[Records excerpted from a collection]
****
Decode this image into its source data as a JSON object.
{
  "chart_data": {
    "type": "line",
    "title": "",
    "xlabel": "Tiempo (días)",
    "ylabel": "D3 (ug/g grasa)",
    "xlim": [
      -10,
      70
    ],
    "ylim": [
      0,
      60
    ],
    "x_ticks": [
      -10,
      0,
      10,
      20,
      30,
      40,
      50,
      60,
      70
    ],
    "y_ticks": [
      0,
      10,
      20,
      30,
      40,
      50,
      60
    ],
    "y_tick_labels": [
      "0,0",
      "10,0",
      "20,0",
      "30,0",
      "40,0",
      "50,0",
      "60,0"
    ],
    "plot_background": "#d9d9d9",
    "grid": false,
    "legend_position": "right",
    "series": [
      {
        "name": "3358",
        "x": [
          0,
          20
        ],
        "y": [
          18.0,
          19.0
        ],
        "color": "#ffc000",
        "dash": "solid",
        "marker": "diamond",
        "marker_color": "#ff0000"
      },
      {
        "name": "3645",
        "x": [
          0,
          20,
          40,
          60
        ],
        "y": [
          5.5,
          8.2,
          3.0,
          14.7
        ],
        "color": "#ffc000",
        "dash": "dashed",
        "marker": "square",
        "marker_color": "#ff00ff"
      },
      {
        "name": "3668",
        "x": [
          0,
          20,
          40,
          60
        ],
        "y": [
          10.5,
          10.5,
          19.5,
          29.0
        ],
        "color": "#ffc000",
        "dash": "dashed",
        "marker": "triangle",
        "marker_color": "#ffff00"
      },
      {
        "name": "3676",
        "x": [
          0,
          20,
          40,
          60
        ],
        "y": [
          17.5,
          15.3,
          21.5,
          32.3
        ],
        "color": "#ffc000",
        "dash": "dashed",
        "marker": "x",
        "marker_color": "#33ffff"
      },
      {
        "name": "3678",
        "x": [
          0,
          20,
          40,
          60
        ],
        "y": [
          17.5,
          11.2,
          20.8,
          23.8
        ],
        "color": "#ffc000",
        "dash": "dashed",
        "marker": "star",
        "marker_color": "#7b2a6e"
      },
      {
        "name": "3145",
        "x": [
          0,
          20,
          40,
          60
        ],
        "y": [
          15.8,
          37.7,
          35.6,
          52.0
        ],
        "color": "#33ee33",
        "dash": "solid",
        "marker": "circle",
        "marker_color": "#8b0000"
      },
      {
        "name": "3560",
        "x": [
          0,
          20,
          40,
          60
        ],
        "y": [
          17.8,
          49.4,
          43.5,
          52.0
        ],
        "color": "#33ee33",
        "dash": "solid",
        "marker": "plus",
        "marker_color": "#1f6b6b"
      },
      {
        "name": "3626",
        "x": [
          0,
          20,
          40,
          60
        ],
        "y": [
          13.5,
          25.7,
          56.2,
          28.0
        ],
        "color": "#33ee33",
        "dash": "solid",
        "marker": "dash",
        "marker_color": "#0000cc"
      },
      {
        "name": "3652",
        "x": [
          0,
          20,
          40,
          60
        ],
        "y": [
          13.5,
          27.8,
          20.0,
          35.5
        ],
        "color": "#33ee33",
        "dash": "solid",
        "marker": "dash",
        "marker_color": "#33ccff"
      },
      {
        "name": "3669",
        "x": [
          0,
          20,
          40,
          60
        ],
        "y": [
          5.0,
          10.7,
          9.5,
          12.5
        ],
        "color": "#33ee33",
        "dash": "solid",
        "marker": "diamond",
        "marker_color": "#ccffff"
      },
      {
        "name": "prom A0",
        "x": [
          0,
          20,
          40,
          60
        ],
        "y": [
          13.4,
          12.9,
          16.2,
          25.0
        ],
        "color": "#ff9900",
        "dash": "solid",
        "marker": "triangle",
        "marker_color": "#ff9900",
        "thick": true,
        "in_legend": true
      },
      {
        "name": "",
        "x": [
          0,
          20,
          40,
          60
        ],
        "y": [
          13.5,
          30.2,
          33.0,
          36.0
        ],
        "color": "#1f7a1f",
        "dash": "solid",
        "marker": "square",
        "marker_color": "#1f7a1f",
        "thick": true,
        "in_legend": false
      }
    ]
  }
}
****
* [Objective]: Select and copy every line of the listing with the word "name".

* [Expected answer]:
        "name": "3358",
        "name": "3645",
        "name": "3668",
        "name": "3676",
        "name": "3678",
        "name": "3145",
        "name": "3560",
        "name": "3626",
        "name": "3652",
        "name": "3669",
        "name": "prom A0",
        "name": "",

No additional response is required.